* [WHAT THE TASK ASKS]
Filter for the word "this" and keep each matching line.

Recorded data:

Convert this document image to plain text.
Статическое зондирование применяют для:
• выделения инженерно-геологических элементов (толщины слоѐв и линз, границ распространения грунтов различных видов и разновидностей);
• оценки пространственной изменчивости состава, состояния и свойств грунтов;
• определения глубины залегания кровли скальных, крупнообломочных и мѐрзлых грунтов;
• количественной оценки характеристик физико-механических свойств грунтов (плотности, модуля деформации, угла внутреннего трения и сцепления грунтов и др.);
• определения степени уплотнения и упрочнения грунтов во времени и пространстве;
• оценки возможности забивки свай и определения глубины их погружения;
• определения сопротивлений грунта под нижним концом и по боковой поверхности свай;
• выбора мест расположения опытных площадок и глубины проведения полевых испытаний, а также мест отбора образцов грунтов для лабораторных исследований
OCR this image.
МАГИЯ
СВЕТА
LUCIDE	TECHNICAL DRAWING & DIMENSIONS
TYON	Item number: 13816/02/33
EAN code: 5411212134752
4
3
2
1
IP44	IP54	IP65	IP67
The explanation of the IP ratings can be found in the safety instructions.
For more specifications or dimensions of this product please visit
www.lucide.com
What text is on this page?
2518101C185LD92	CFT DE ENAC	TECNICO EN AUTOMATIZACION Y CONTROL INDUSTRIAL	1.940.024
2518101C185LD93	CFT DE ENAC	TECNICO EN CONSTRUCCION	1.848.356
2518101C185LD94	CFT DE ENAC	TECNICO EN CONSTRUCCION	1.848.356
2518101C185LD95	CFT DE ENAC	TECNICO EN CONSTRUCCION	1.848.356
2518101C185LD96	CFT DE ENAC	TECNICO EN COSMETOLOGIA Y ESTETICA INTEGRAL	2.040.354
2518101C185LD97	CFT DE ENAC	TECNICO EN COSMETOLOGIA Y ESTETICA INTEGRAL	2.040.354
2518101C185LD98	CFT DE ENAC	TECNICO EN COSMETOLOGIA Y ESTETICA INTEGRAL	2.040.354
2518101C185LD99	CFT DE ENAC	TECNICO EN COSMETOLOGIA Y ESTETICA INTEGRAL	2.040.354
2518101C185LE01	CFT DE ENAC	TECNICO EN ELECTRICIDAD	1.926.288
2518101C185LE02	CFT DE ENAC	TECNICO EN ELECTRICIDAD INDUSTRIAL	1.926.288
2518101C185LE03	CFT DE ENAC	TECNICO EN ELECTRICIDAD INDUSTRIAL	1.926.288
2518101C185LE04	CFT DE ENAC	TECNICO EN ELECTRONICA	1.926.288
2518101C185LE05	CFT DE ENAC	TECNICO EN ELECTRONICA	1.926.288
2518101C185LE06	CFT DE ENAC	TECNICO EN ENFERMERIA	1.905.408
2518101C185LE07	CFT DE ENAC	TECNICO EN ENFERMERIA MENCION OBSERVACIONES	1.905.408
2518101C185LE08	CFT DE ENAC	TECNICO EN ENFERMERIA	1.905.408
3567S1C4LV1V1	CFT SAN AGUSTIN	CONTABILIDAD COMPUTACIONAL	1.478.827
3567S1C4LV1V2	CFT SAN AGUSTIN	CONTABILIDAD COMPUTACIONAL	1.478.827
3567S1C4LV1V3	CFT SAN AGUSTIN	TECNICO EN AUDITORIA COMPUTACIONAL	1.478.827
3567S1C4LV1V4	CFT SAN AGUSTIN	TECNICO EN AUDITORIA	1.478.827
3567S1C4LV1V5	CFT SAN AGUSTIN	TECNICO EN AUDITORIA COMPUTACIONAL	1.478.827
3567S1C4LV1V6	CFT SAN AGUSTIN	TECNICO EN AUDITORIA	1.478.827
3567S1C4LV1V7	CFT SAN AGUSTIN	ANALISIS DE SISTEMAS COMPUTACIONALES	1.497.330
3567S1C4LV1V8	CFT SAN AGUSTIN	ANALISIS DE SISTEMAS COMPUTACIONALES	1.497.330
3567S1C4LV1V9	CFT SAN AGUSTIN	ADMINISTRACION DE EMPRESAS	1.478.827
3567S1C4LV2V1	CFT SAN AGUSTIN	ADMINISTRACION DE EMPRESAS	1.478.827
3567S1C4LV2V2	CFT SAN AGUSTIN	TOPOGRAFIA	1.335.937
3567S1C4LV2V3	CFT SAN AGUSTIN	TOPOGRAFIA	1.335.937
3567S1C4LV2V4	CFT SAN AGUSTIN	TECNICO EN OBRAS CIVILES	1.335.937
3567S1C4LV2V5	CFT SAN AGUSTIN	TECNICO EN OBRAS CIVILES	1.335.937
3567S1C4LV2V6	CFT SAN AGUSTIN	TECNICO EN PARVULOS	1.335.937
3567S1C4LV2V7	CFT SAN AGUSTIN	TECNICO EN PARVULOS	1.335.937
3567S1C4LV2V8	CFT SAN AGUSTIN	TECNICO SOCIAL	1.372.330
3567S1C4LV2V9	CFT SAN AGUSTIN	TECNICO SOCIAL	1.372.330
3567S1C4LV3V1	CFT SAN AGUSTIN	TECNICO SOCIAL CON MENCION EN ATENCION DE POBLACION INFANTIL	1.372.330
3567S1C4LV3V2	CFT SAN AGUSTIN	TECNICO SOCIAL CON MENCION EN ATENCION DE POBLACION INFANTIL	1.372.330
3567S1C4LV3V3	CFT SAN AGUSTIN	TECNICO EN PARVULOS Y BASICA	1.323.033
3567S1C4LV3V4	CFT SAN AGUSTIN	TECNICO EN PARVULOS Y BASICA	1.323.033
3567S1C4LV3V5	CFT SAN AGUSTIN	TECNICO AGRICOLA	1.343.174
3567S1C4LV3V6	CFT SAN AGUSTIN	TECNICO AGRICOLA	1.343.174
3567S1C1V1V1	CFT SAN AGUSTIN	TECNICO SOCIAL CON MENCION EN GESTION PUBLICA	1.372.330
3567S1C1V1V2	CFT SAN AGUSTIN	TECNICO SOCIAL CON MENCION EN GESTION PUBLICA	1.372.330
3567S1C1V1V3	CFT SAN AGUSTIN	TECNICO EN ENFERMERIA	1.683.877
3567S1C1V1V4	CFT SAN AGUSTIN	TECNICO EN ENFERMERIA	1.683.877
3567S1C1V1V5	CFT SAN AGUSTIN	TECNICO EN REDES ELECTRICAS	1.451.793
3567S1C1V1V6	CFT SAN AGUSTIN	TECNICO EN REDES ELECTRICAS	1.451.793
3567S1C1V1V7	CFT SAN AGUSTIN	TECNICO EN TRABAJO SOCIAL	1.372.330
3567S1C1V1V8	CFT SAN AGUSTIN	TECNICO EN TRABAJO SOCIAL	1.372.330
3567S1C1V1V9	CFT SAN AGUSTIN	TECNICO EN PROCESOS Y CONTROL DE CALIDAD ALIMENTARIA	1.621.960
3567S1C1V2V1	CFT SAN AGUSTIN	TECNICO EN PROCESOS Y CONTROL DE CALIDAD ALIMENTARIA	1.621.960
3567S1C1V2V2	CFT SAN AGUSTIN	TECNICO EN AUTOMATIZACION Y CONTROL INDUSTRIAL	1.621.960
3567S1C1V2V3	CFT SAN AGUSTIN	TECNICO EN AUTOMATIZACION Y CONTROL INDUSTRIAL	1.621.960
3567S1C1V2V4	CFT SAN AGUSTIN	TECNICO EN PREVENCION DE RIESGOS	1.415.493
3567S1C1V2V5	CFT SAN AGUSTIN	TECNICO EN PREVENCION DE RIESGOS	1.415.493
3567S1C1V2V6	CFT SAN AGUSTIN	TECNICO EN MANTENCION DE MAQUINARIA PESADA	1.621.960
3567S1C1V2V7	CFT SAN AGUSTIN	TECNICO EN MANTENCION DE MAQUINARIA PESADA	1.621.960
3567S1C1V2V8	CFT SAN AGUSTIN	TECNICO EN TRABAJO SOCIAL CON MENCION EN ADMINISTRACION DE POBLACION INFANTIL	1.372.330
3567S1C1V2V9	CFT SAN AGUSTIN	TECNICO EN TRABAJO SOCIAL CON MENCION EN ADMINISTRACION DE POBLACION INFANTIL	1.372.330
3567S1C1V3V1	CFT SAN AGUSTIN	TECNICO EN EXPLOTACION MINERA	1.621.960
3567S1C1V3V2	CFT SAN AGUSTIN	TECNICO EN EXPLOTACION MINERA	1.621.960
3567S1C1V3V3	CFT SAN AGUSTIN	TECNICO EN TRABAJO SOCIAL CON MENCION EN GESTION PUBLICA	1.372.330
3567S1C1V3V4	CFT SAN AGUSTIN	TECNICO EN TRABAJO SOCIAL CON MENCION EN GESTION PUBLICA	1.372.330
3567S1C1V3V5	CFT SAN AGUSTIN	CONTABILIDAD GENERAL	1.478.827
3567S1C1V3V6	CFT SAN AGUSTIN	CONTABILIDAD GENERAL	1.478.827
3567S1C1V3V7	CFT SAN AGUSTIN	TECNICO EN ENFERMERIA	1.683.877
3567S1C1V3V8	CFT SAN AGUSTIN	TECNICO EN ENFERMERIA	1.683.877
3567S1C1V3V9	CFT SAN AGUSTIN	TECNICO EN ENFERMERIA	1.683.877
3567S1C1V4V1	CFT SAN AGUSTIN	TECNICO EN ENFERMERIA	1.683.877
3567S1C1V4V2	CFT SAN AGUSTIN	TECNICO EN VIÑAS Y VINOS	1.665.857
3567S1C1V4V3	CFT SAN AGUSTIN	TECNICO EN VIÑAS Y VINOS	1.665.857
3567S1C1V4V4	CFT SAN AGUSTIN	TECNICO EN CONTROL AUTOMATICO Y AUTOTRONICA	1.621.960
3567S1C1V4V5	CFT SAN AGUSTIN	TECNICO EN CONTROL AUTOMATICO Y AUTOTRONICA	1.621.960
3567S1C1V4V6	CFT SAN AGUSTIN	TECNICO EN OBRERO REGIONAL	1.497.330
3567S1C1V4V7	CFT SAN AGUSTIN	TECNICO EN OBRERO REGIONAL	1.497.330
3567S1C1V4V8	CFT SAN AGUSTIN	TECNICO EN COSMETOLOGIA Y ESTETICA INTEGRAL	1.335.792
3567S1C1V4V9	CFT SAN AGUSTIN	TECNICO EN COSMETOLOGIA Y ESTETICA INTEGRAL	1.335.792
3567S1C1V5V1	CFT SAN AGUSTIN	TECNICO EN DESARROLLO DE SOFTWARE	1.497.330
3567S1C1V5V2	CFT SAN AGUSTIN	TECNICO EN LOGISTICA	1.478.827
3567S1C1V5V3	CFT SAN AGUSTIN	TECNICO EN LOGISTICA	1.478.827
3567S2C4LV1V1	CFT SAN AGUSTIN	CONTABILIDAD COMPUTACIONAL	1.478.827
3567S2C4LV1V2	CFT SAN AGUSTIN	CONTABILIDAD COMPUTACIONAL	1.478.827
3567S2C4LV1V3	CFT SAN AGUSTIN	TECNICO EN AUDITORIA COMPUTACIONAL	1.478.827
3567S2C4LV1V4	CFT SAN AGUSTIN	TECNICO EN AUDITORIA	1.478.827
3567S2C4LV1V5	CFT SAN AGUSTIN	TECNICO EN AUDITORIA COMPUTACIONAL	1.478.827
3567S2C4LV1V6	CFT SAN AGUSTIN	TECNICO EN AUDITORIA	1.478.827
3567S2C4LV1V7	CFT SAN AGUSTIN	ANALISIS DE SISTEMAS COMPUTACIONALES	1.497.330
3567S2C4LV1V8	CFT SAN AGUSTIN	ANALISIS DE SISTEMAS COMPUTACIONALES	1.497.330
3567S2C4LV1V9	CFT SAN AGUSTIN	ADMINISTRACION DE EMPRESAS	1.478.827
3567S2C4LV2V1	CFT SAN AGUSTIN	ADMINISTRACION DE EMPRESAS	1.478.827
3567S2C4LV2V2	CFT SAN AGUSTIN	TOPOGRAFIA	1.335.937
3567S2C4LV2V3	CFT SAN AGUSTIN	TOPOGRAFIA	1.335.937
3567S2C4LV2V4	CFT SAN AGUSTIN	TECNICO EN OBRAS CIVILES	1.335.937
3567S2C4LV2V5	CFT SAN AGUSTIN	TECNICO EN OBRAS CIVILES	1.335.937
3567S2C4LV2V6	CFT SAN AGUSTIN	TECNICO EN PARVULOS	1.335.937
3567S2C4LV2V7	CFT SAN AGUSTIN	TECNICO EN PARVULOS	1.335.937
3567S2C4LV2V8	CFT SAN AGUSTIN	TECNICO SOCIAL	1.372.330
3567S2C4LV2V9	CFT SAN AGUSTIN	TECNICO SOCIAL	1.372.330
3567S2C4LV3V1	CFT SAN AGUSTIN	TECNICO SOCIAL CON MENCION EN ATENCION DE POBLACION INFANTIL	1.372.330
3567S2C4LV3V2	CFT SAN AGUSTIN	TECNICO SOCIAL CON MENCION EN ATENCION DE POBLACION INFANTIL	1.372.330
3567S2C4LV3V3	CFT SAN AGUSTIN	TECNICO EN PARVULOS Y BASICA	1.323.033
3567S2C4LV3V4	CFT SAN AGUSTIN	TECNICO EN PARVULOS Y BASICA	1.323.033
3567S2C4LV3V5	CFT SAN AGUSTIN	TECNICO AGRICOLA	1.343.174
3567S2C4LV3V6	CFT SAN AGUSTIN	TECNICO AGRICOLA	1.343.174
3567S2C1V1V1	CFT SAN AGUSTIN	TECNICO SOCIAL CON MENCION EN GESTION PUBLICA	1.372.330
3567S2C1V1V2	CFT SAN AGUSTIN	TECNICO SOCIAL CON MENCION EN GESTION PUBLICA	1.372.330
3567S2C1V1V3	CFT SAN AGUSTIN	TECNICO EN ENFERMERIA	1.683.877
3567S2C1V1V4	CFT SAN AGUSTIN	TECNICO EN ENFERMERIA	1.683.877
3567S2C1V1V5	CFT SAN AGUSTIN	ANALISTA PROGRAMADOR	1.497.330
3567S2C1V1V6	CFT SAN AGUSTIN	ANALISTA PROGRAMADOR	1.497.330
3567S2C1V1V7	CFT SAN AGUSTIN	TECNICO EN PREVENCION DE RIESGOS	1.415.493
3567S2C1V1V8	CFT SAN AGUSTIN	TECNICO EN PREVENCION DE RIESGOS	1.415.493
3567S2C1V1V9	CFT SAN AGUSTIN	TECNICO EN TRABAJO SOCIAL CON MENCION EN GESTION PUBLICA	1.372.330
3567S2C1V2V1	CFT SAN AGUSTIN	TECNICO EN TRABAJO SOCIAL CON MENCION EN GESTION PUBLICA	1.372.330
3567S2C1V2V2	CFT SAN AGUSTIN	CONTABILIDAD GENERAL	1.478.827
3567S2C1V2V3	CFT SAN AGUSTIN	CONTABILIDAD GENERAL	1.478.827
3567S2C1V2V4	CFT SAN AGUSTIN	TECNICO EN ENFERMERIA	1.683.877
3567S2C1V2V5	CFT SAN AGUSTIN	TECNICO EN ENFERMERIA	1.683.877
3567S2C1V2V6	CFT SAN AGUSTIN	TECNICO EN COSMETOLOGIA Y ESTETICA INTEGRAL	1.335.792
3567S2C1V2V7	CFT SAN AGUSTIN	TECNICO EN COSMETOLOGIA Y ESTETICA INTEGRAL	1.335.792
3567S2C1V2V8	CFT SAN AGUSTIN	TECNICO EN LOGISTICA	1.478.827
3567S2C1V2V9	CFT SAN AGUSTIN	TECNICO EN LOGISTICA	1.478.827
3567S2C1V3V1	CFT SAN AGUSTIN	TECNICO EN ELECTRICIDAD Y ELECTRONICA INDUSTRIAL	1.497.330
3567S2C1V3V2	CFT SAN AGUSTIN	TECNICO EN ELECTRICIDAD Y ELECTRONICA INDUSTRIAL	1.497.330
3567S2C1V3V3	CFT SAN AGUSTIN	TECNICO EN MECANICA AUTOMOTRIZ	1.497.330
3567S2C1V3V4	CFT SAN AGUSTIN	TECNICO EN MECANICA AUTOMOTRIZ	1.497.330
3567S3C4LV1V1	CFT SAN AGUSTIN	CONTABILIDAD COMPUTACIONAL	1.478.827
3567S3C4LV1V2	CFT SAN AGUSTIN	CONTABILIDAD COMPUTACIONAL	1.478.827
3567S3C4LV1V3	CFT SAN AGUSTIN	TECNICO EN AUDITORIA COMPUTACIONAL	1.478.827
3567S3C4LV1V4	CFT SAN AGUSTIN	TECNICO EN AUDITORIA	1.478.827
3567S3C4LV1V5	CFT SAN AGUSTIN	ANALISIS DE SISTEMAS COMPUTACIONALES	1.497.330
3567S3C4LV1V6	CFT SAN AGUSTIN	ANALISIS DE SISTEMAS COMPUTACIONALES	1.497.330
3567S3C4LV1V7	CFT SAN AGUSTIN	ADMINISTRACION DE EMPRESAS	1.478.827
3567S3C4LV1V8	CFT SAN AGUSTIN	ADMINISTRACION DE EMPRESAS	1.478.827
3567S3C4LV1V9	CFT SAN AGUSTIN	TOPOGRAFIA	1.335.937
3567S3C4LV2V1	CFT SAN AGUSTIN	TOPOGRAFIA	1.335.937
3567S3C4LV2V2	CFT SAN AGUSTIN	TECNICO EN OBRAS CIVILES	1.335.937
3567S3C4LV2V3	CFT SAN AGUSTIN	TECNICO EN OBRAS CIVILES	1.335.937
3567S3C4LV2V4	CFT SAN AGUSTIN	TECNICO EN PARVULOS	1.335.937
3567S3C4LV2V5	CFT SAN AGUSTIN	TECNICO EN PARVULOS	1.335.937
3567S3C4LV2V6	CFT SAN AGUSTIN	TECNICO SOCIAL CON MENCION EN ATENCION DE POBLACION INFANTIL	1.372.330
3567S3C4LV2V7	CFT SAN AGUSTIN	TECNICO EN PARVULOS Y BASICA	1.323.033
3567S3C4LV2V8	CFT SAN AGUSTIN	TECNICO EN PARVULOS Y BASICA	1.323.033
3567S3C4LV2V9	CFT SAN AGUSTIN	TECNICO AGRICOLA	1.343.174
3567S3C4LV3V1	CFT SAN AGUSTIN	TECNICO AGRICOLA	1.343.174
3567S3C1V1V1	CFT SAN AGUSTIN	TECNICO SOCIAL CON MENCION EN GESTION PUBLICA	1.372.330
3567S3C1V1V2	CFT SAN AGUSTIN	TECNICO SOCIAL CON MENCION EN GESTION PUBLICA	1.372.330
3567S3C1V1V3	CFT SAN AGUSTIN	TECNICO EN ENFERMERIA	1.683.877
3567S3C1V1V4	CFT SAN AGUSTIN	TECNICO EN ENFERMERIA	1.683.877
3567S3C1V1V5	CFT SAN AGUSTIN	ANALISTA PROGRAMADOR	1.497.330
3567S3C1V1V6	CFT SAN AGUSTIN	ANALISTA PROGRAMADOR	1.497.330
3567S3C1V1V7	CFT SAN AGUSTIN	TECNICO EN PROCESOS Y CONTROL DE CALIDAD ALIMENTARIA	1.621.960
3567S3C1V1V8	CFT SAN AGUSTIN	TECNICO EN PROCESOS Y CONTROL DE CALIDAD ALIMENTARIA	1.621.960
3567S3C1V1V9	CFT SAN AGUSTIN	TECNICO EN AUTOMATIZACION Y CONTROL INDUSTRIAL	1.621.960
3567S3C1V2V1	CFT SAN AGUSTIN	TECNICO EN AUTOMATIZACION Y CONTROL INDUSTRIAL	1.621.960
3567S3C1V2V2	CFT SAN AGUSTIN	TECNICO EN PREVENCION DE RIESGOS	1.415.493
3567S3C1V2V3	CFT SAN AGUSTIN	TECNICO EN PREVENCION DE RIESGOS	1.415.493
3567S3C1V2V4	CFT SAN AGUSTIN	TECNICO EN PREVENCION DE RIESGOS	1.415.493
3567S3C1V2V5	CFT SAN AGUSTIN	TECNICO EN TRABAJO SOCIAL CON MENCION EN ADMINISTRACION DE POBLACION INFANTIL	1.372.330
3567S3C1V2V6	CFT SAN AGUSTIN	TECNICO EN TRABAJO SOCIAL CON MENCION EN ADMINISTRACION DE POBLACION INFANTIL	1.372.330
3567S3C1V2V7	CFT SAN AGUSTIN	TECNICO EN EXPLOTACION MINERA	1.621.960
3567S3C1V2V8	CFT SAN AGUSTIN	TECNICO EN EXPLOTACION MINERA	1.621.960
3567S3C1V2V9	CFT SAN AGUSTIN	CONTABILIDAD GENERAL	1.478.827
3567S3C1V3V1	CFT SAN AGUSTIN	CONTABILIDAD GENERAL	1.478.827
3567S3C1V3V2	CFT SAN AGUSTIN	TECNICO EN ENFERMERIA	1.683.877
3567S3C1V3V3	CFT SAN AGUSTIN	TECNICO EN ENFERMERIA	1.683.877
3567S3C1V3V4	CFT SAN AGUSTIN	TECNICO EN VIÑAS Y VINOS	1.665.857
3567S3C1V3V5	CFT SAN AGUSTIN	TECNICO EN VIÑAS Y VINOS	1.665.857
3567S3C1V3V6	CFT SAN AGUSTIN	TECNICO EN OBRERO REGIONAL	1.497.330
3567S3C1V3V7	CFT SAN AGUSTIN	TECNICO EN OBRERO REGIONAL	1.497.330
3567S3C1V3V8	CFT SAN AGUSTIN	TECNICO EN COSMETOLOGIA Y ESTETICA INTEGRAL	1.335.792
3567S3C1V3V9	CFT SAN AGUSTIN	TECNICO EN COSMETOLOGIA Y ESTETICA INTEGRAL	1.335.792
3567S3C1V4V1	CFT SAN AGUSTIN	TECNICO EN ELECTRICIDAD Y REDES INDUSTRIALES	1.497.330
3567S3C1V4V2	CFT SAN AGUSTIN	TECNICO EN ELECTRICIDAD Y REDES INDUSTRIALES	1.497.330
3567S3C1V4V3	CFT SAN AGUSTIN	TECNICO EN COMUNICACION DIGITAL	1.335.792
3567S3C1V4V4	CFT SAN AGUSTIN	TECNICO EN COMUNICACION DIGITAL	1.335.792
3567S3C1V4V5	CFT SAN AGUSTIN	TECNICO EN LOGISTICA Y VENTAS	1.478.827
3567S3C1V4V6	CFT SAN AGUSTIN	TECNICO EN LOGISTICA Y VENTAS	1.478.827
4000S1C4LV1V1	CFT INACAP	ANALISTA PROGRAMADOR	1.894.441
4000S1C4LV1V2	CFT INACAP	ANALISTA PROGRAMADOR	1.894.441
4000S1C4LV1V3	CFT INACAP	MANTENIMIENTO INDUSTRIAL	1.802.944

* [SOLUTION]
Convert this document image to plain text.
OCR this image.
For more specifications or dimensions of this product please visit
What text is on this page?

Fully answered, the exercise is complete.